Write out all of the entries that follow, word for word, but skip the pictures.

::: Provided entries :::

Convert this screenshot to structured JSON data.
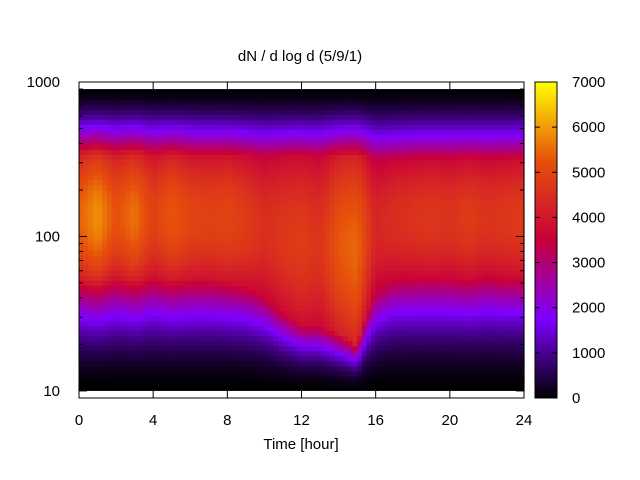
{
  "chart_data": {
    "type": "heatmap",
    "title": "dN / d log d (5/9/1)",
    "xlabel": "Time [hour]",
    "ylabel": "",
    "x_range": [
      0,
      24
    ],
    "x_ticks": [
      "0",
      "4",
      "8",
      "12",
      "16",
      "20",
      "24"
    ],
    "y_scale": "log",
    "y_range": [
      9,
      1000
    ],
    "y_ticks": [
      "10",
      "100",
      "1000"
    ],
    "data_y_range": [
      10,
      900
    ],
    "colorbar": {
      "range": [
        0,
        7000
      ],
      "ticks": [
        "0",
        "1000",
        "2000",
        "3000",
        "4000",
        "5000",
        "6000",
        "7000"
      ],
      "palette": "black-purple-red-orange-yellow",
      "colors": [
        "#000000",
        "#7f00ff",
        "#c8003a",
        "#e6500b",
        "#ffff00"
      ]
    },
    "times": [
      0,
      1,
      2,
      3,
      4,
      5,
      6,
      7,
      8,
      9,
      10,
      11,
      12,
      13,
      14,
      15,
      16,
      17,
      18,
      19,
      20,
      21,
      22,
      23,
      24
    ],
    "peak_density": [
      5400,
      5900,
      5200,
      5600,
      4900,
      5300,
      5000,
      4900,
      5000,
      4800,
      4500,
      4700,
      4800,
      4600,
      5300,
      5500,
      4300,
      4500,
      4600,
      4700,
      4600,
      4800,
      4600,
      4700,
      4800
    ],
    "lower_edge_diameter": [
      55,
      55,
      56,
      55,
      55,
      54,
      54,
      53,
      52,
      48,
      40,
      32,
      27,
      26,
      24,
      20,
      42,
      52,
      54,
      55,
      54,
      54,
      55,
      54,
      55
    ],
    "upper_edge_diameter": [
      340,
      340,
      340,
      340,
      340,
      340,
      335,
      335,
      335,
      330,
      330,
      330,
      330,
      330,
      330,
      330,
      320,
      320,
      320,
      320,
      320,
      320,
      320,
      320,
      320
    ]
  }
}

:::

Result:
Convert this screenshot to structured JSON data.
{
  "chart_data": {
    "type": "heatmap",
    "title": "dN / d log d (5/9/1)",
    "xlabel": "Time [hour]",
    "ylabel": "",
    "x_range": [
      0,
      24
    ],
    "x_ticks": [
      "0",
      "4",
      "8",
      "12",
      "16",
      "20",
      "24"
    ],
    "y_scale": "log",
    "y_range": [
      9,
      1000
    ],
    "y_ticks": [
      "10",
      "100",
      "1000"
    ],
    "data_y_range": [
      10,
      900
    ],
    "colorbar": {
      "range": [
        0,
        7000
      ],
      "ticks": [
        "0",
        "1000",
        "2000",
        "3000",
        "4000",
        "5000",
        "6000",
        "7000"
      ],
      "palette": "black-purple-red-orange-yellow",
      "colors": [
        "#000000",
        "#7f00ff",
        "#c8003a",
        "#e6500b",
        "#ffff00"
      ]
    },
    "times": [
      0,
      1,
      2,
      3,
      4,
      5,
      6,
      7,
      8,
      9,
      10,
      11,
      12,
      13,
      14,
      15,
      16,
      17,
      18,
      19,
      20,
      21,
      22,
      23,
      24
    ],
    "peak_density": [
      5400,
      5900,
      5200,
      5600,
      4900,
      5300,
      5000,
      4900,
      5000,
      4800,
      4500,
      4700,
      4800,
      4600,
      5300,
      5500,
      4300,
      4500,
      4600,
      4700,
      4600,
      4800,
      4600,
      4700,
      4800
    ],
    "lower_edge_diameter": [
      55,
      55,
      56,
      55,
      55,
      54,
      54,
      53,
      52,
      48,
      40,
      32,
      27,
      26,
      24,
      20,
      42,
      52,
      54,
      55,
      54,
      54,
      55,
      54,
      55
    ],
    "upper_edge_diameter": [
      340,
      340,
      340,
      340,
      340,
      340,
      335,
      335,
      335,
      330,
      330,
      330,
      330,
      330,
      330,
      330,
      320,
      320,
      320,
      320,
      320,
      320,
      320,
      320,
      320
    ]
  }
}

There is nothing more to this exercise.